Extract each line of the records below that contains the word "USERS".
───── Provided data ─────
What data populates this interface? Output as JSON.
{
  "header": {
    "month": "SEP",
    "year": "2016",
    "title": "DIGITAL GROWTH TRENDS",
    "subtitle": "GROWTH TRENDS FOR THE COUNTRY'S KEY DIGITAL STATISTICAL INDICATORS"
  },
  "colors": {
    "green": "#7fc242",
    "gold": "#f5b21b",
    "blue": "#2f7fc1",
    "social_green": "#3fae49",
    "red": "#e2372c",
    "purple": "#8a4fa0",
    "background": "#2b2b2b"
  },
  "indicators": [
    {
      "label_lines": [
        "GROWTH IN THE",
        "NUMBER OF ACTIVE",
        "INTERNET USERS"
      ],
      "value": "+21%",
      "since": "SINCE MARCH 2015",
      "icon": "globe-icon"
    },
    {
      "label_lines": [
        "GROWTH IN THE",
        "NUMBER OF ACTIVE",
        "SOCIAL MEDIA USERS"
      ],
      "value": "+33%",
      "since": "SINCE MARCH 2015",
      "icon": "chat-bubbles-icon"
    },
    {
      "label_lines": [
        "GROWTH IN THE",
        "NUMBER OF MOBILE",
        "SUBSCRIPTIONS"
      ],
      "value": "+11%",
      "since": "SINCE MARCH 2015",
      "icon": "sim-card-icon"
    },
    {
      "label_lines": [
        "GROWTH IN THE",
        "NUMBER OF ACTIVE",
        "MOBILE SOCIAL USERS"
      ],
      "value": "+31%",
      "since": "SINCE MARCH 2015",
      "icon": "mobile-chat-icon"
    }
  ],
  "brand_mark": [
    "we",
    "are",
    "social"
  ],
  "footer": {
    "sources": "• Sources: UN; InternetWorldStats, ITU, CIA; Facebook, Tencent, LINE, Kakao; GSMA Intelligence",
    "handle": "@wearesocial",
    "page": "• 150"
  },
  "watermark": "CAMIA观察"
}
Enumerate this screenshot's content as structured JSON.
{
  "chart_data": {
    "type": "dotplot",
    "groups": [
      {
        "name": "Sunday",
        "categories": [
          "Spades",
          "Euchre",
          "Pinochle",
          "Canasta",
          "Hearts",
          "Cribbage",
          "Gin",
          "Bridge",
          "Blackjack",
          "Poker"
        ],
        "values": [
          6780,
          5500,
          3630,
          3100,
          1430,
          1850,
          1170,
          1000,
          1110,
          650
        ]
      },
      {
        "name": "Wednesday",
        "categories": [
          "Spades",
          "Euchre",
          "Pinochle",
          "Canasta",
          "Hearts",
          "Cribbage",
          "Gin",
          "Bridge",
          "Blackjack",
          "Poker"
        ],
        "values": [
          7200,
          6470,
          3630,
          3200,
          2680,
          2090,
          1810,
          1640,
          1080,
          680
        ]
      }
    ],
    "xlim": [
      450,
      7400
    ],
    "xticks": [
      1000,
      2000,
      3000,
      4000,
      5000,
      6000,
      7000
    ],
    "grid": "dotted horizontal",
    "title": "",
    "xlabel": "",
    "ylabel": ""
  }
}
─────
__Task result__:
        "INTERNET USERS"
        "SOCIAL MEDIA USERS"
        "MOBILE SOCIAL USERS"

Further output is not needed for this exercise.